*** Dataset extract

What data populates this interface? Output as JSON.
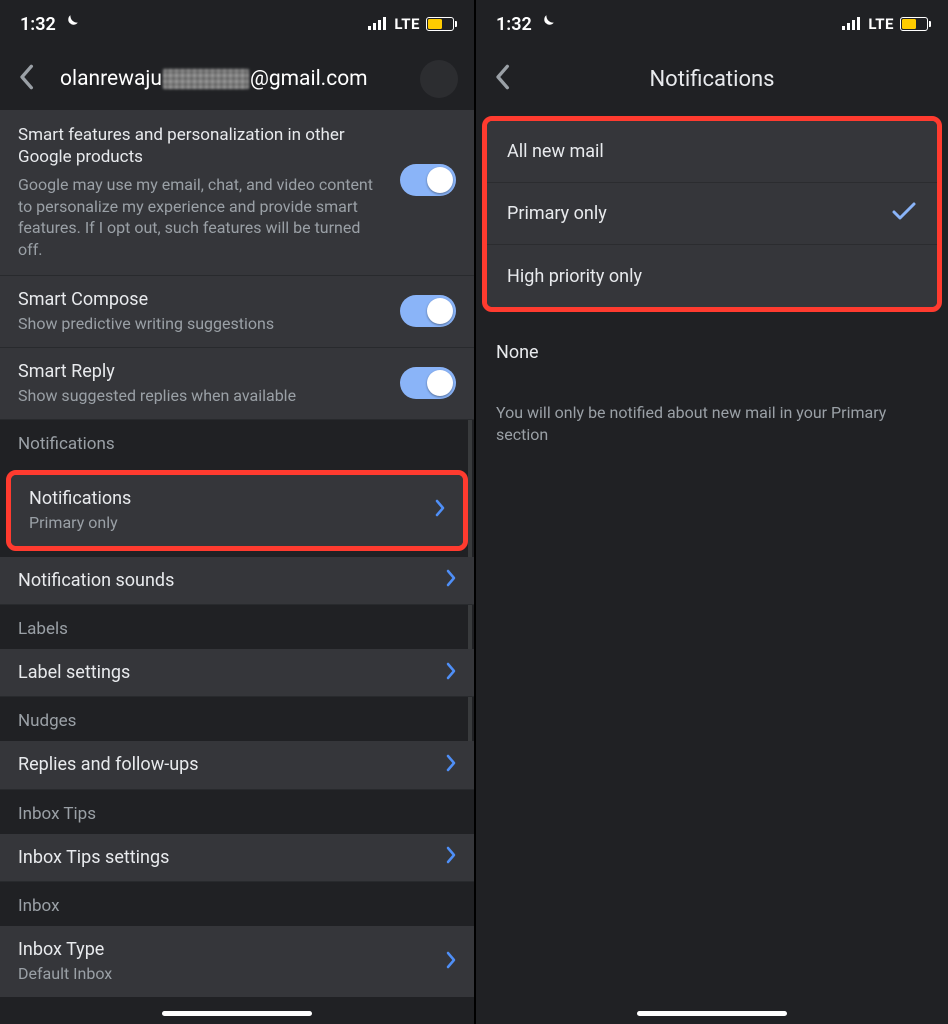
{
  "status": {
    "time": "1:32",
    "net": "LTE"
  },
  "left": {
    "header": {
      "emailPrefix": "olanrewaju",
      "emailSuffix": "@gmail.com"
    },
    "smartFeatures": {
      "title": "Smart features and personalization in other Google products",
      "desc": "Google may use my email, chat, and video content to personalize my experience and provide smart features. If I opt out, such features will be turned off."
    },
    "smartCompose": {
      "title": "Smart Compose",
      "sub": "Show predictive writing suggestions"
    },
    "smartReply": {
      "title": "Smart Reply",
      "sub": "Show suggested replies when available"
    },
    "sections": {
      "notifications": "Notifications",
      "labels": "Labels",
      "nudges": "Nudges",
      "inboxTips": "Inbox Tips",
      "inbox": "Inbox"
    },
    "rows": {
      "notifications": {
        "title": "Notifications",
        "sub": "Primary only"
      },
      "notificationSounds": {
        "title": "Notification sounds"
      },
      "labelSettings": {
        "title": "Label settings"
      },
      "repliesFollowups": {
        "title": "Replies and follow-ups"
      },
      "inboxTipsSettings": {
        "title": "Inbox Tips settings"
      },
      "inboxType": {
        "title": "Inbox Type",
        "sub": "Default Inbox"
      }
    }
  },
  "right": {
    "title": "Notifications",
    "options": {
      "all": "All new mail",
      "primary": "Primary only",
      "high": "High priority only",
      "none": "None"
    },
    "footer": "You will only be notified about new mail in your Primary section"
  }
}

******

— Set exercise —
Print out the whole of the material word for word, without pictures.

— Task answer —
What data populates this interface? Output as JSON.
{
  "status": {
    "time": "1:32",
    "net": "LTE"
  },
  "left": {
    "header": {
      "emailPrefix": "olanrewaju",
      "emailSuffix": "@gmail.com"
    },
    "smartFeatures": {
      "title": "Smart features and personalization in other Google products",
      "desc": "Google may use my email, chat, and video content to personalize my experience and provide smart features. If I opt out, such features will be turned off."
    },
    "smartCompose": {
      "title": "Smart Compose",
      "sub": "Show predictive writing suggestions"
    },
    "smartReply": {
      "title": "Smart Reply",
      "sub": "Show suggested replies when available"
    },
    "sections": {
      "notifications": "Notifications",
      "labels": "Labels",
      "nudges": "Nudges",
      "inboxTips": "Inbox Tips",
      "inbox": "Inbox"
    },
    "rows": {
      "notifications": {
        "title": "Notifications",
        "sub": "Primary only"
      },
      "notificationSounds": {
        "title": "Notification sounds"
      },
      "labelSettings": {
        "title": "Label settings"
      },
      "repliesFollowups": {
        "title": "Replies and follow-ups"
      },
      "inboxTipsSettings": {
        "title": "Inbox Tips settings"
      },
      "inboxType": {
        "title": "Inbox Type",
        "sub": "Default Inbox"
      }
    }
  },
  "right": {
    "title": "Notifications",
    "options": {
      "all": "All new mail",
      "primary": "Primary only",
      "high": "High priority only",
      "none": "None"
    },
    "footer": "You will only be notified about new mail in your Primary section"
  }
}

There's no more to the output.